O caso de Chico Buarque parte dele próprio, mas há casos recentes de outros clássicos que tiveram suas letras alteradas para versões “empoderadas” a partir de demandas espontâneas; como quando “Mulheres”, de Martinho da Vila, teve sua letra totalmente refeita em uma versão que se tornou um hino da luta feminista no Brasil. “Eu não sei porque tenho que ser a sua felicidade, não sou sua projeção, você é que se baste. Meu bem, amor amor assim quero longe de mim”, diz trecho do refrão adaptado.

As canções tanto de Chico quanto de Martinho se tornam desconfortáveis na contemporaneidade por caminharem para o lado oposto do feminismo. “Tem muito a ver com a temática da mulher sofredora no casamento, lá dos anos cinquenta, que era muito presente nos sambas, nos boleros, né? Nas canções da geração de cantores do rádio”, destaca Maurício, lembrando que, mesmo que tais canções reflitam visões históricas dos períodos em que foram compostas, é importante enxergar quais delas cabem no presente.

“É natural que aconteça, porque as obras de arte podem ser atualizadas. Embora o sentido delas original seja dotado de uma condição contemporânea do seu tempo”, explica Maurício, destacando ainda a característica perene de algumas canções. “A obra está aí por mais que ela seja alterada. Mas em linhas gerais, ela permanece. Então quando ela se torna desconfortável, é deixada de lado, esquecida, ocultada ou evitada de modo a não criar desconfortos maiores”, completa.

Entre essas canções que passaram a ser evitadas sem grandes anúncios estão composições como “Mulher indigesta”, de Noel Rosa, onde ele diz que uma mulher “merece um tijolo na testa”. Outro caso citado por Maurício é da famosa marchinha “O teu cabelo não nega”, de conteúdo racista.

Anotações de elementos de layout:
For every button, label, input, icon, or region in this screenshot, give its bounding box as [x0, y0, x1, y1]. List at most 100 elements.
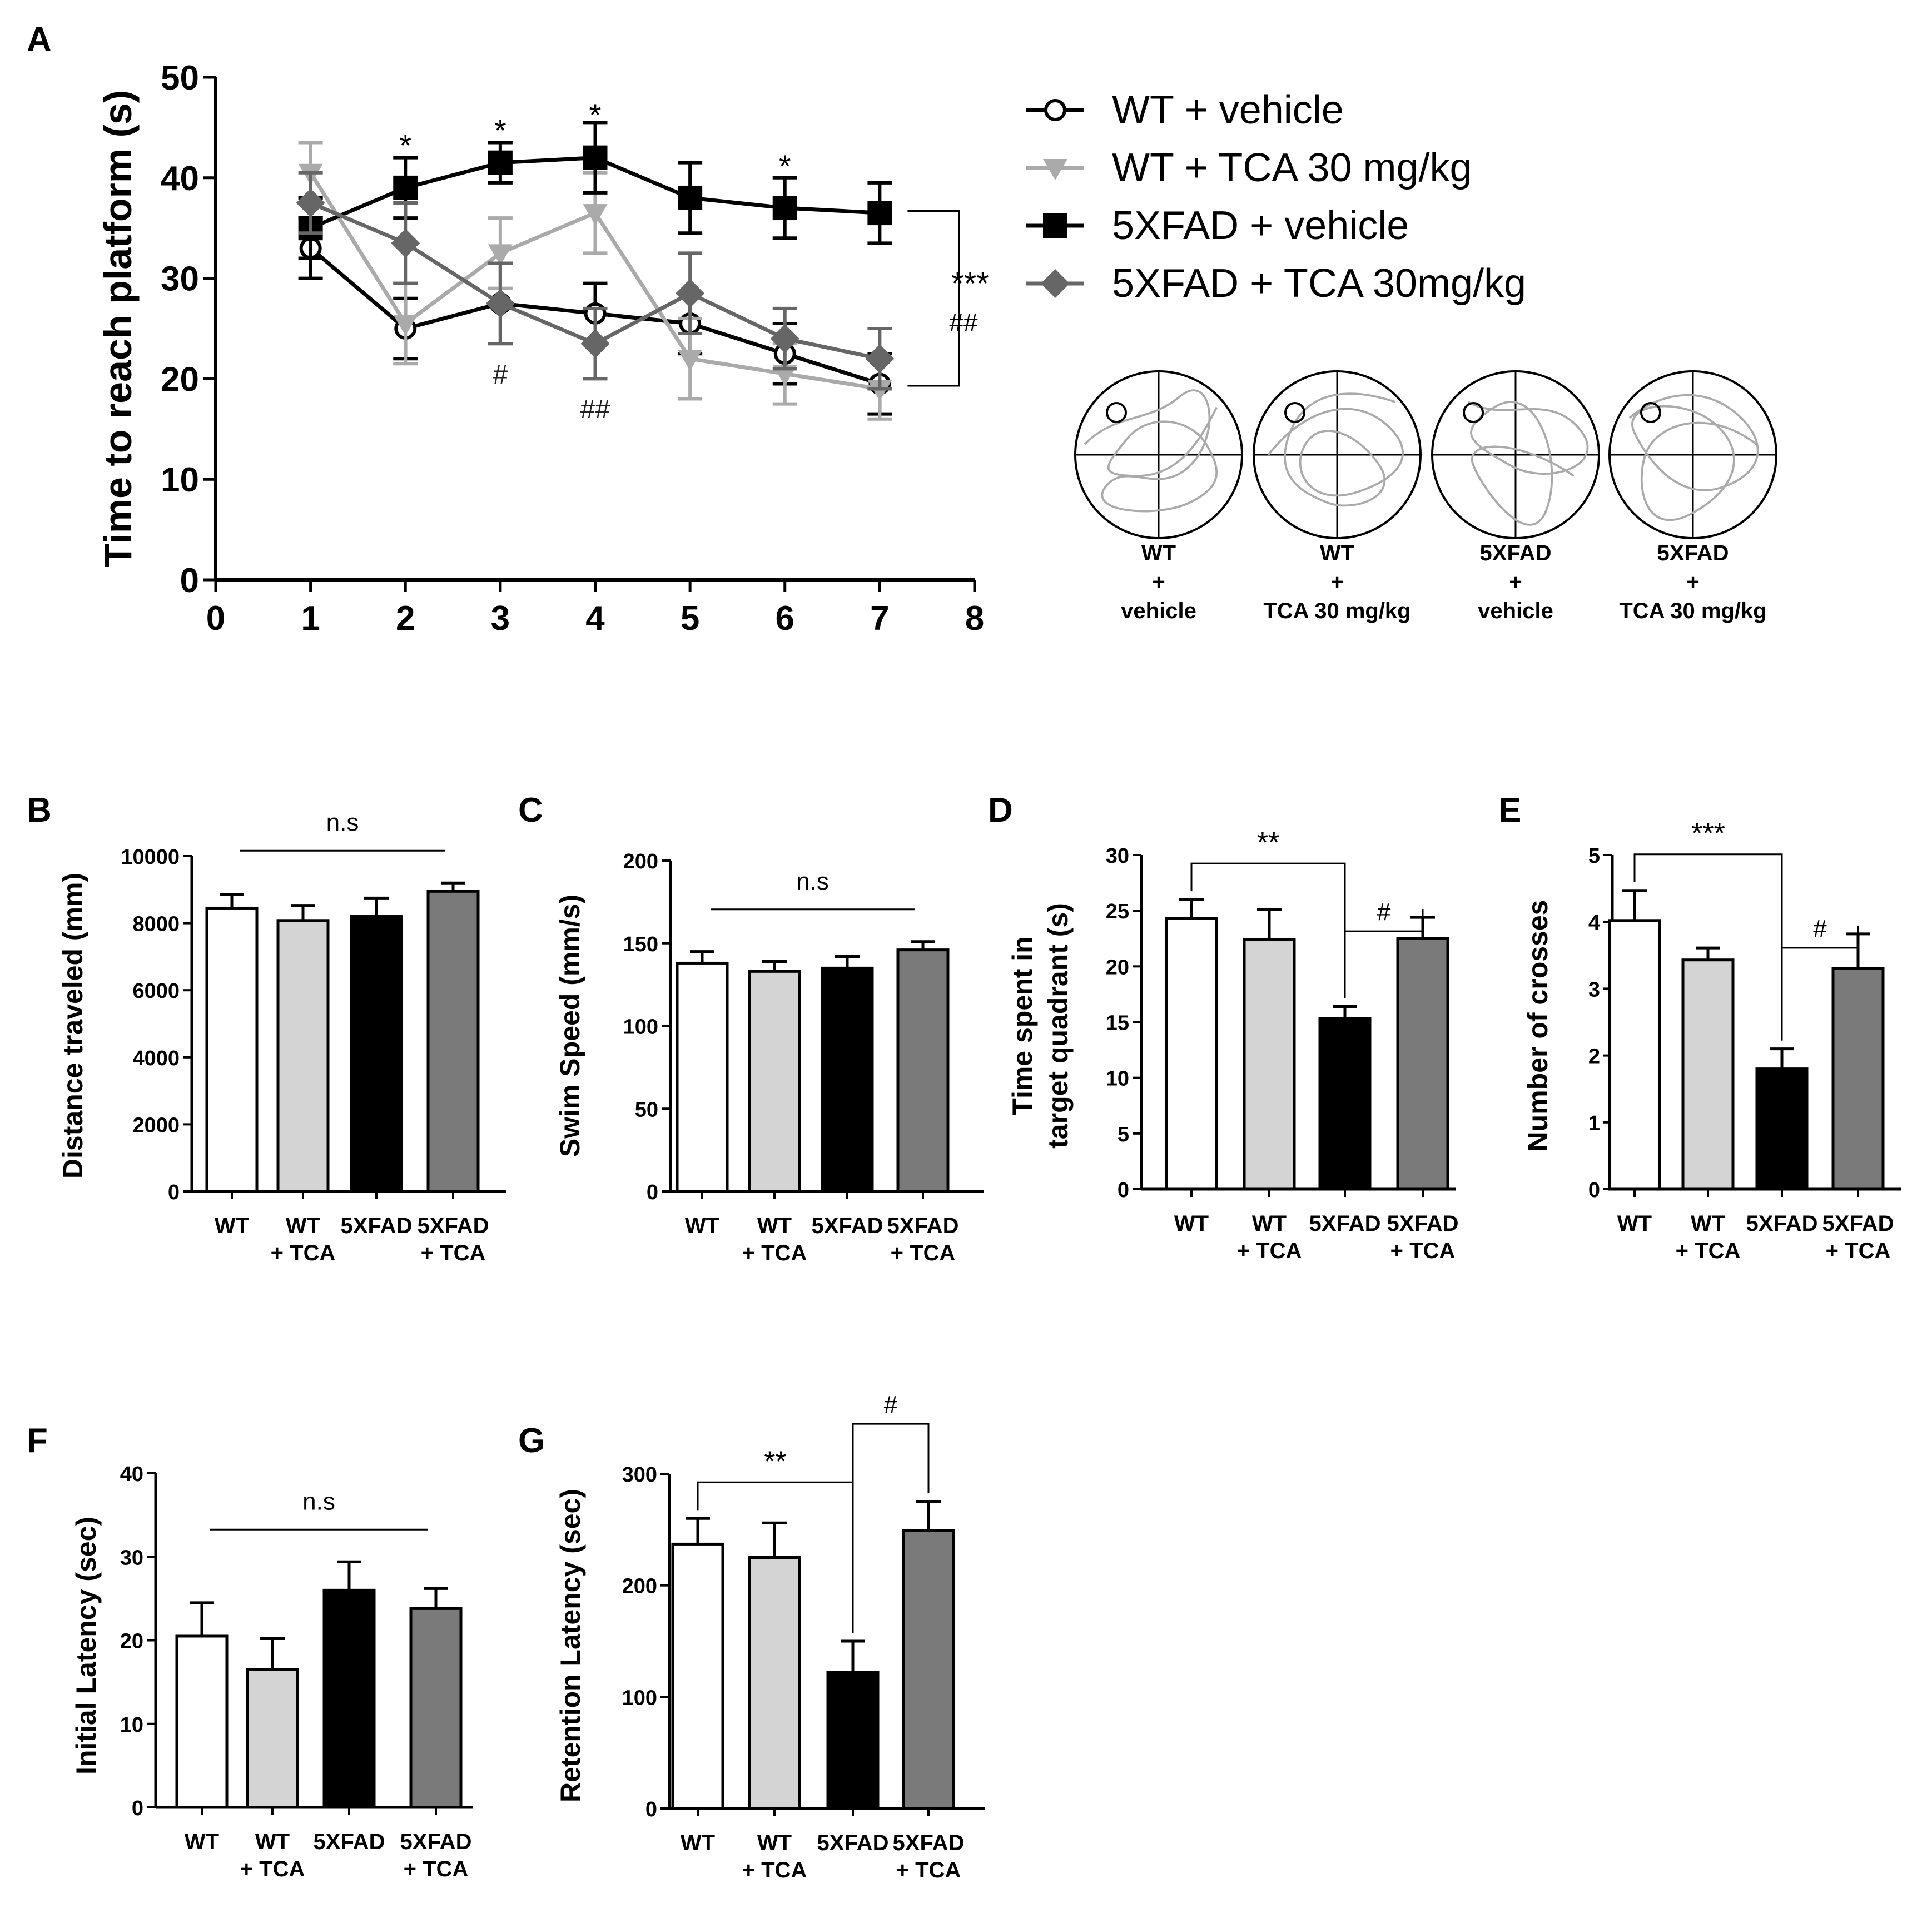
x-tick-label: 8: [965, 599, 984, 638]
x-tick-label: 5XFAD: [1309, 1211, 1381, 1236]
y-tick-label: 200: [622, 1575, 657, 1598]
y-axis-label: Retention Latency (sec): [555, 1489, 586, 1802]
legend-label: WT + TCA 30 mg/kg: [1112, 146, 1472, 190]
y-tick-label: 1: [1588, 1112, 1600, 1135]
trace-thumbnail-2: WT + TCA 30 mg/kg: [1253, 370, 1422, 623]
x-tick-label: + TCA: [421, 1241, 486, 1265]
x-tick-label: WT: [757, 1831, 792, 1855]
trace-label: WT: [1141, 541, 1176, 565]
bar: [896, 948, 950, 1193]
y-tick-label: 30: [1106, 844, 1129, 868]
y-tick-label: 10: [1106, 1067, 1129, 1091]
panel-letter: F: [27, 1422, 48, 1460]
bar: [1318, 1017, 1372, 1191]
bar: [821, 966, 874, 1193]
y-tick-label: 20: [161, 360, 199, 399]
significance-mark: #: [1377, 898, 1391, 926]
x-tick-label: WT: [215, 1214, 249, 1238]
x-tick-label: 5XFAD: [314, 1830, 385, 1854]
trace-thumbnail-1: WT + vehicle: [1074, 370, 1243, 623]
y-axis-label: Initial Latency (sec): [71, 1517, 102, 1775]
data-point: [676, 279, 705, 308]
swim-path: [1467, 401, 1589, 526]
y-tick-label: 5: [1118, 1123, 1129, 1146]
y-tick-label: 50: [635, 1098, 658, 1121]
y-tick-label: 40: [120, 1463, 143, 1486]
bar: [1243, 938, 1296, 1191]
bar: [671, 1542, 724, 1810]
significance-mark: **: [764, 1445, 786, 1478]
panel-g-plot: G 0 100 200 300 Retention Latency (sec) WT WT + …: [518, 1391, 985, 1882]
trace-label: +: [1509, 570, 1522, 594]
bar: [426, 890, 480, 1193]
platform-marker: [1106, 402, 1127, 423]
significance-mark: *: [399, 128, 411, 163]
legend-label: 5XFAD + vehicle: [1112, 203, 1409, 248]
data-point: [772, 196, 797, 221]
significance-mark: #: [493, 360, 508, 390]
y-tick-label: 10: [120, 1713, 143, 1737]
y-tick-label: 25: [1106, 900, 1129, 923]
x-tick-label: + TCA: [404, 1857, 469, 1881]
y-tick-label: 200: [623, 850, 658, 873]
trace-label: +: [1686, 570, 1699, 594]
bar: [826, 1671, 880, 1810]
bar: [246, 1668, 299, 1809]
x-tick-label: WT: [1174, 1211, 1209, 1236]
bar: [1608, 919, 1661, 1191]
y-tick-label: 3: [1588, 978, 1600, 1001]
x-tick-label: WT: [1617, 1211, 1652, 1236]
y-tick-label: 10000: [121, 846, 180, 869]
trace-thumbnail-3: 5XFAD + vehicle: [1431, 370, 1600, 623]
y-axis-label: Time to reach platform (s): [96, 90, 140, 567]
x-tick-label: + TCA: [742, 1241, 807, 1265]
significance-mark: **: [1257, 827, 1279, 859]
trace-label: vehicle: [1478, 599, 1553, 623]
y-tick-label: 8000: [132, 913, 180, 936]
ns-label: n.s: [796, 868, 829, 895]
trace-label: WT: [1320, 541, 1354, 565]
trace-label: 5XFAD: [1657, 541, 1729, 565]
significance-mark: #: [884, 1391, 898, 1418]
y-tick-label: 4000: [132, 1047, 180, 1070]
significance-mark: *: [589, 97, 602, 132]
panel-a-letter: A: [27, 21, 52, 59]
significance-mark: *: [779, 148, 791, 183]
x-tick-label: WT: [286, 1214, 320, 1238]
x-tick-label: + TCA: [891, 1241, 956, 1265]
data-point: [867, 201, 892, 226]
data-point: [488, 244, 513, 266]
x-tick-label: + TCA: [1390, 1239, 1456, 1263]
data-point: [865, 344, 895, 374]
x-tick-label: + TCA: [240, 1857, 305, 1881]
data-point: [393, 175, 418, 200]
panel-letter: E: [1498, 791, 1521, 829]
y-axis-label: Number of crosses: [1522, 900, 1553, 1152]
significance-bracket: [1781, 925, 1859, 1041]
x-tick-label: 5XFAD: [1746, 1211, 1818, 1236]
significance-mark: *: [494, 113, 506, 148]
bar: [175, 1634, 229, 1809]
x-tick-label: 5XFAD: [817, 1831, 889, 1855]
x-tick-label: 5XFAD: [812, 1214, 883, 1238]
y-tick-label: 5: [1588, 844, 1600, 868]
series-3: [296, 171, 895, 391]
y-tick-label: 30: [161, 260, 199, 299]
y-tick-label: 2: [1588, 1045, 1600, 1069]
y-tick-label: 20: [120, 1630, 143, 1653]
bar: [748, 970, 801, 1193]
significance-mark: ***: [1691, 818, 1725, 850]
y-tick-label: 300: [622, 1463, 657, 1487]
y-tick-label: 150: [623, 933, 658, 956]
y-tick-label: 100: [622, 1686, 657, 1710]
y-tick-label: 0: [168, 1181, 180, 1204]
y-tick-label: 0: [1588, 1179, 1600, 1202]
legend-label: 5XFAD + TCA 30mg/kg: [1112, 261, 1526, 306]
platform-marker: [1463, 402, 1484, 423]
x-tick-label: WT: [1691, 1211, 1725, 1236]
data-point: [485, 289, 515, 318]
x-tick-label: 4: [585, 599, 605, 638]
bar: [409, 1607, 463, 1809]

→ **Exercícios a resolver**
[1] Reproduza, do trecho sobre canções com letras alteradas, a passagem que vai de "O caso de Chico" até "do refrão adaptado.", inclusive.
[2] Reescreva como lista numerada as linhas dos registros que vão da linha com "x-tick-label: 8: [965, 599, 984, 638]" até a linha com "x-tick-label: WT: [757, 1831, 792, 1855]", inclusive, sem as linhas em branco.

→ **As respostas**
[1]
O caso de Chico Buarque parte dele próprio, mas há casos recentes de outros clássicos que tiveram suas letras alteradas para versões “empoderadas” a partir de demandas espontâneas; como quando “Mulheres”, de Martinho da Vila, teve sua letra totalmente refeita em uma versão que se tornou um hino da luta feminista no Brasil. “Eu não sei porque tenho que ser a sua felicidade, não sou sua projeção, você é que se baste. Meu bem, amor amor assim quero longe de mim”, diz trecho do refrão adaptado.

[2]
1. x-tick-label: 8: [965, 599, 984, 638]
2. x-tick-label: 5XFAD: [1309, 1211, 1381, 1236]
3. y-tick-label: 200: [622, 1575, 657, 1598]
4. y-axis-label: Retention Latency (sec): [555, 1489, 586, 1802]
5. legend-label: WT + TCA 30 mg/kg: [1112, 146, 1472, 190]
6. y-tick-label: 1: [1588, 1112, 1600, 1135]
7. trace-thumbnail-2: WT + TCA 30 mg/kg: [1253, 370, 1422, 623]
8. x-tick-label: + TCA: [421, 1241, 486, 1265]
9. x-tick-label: WT: [757, 1831, 792, 1855]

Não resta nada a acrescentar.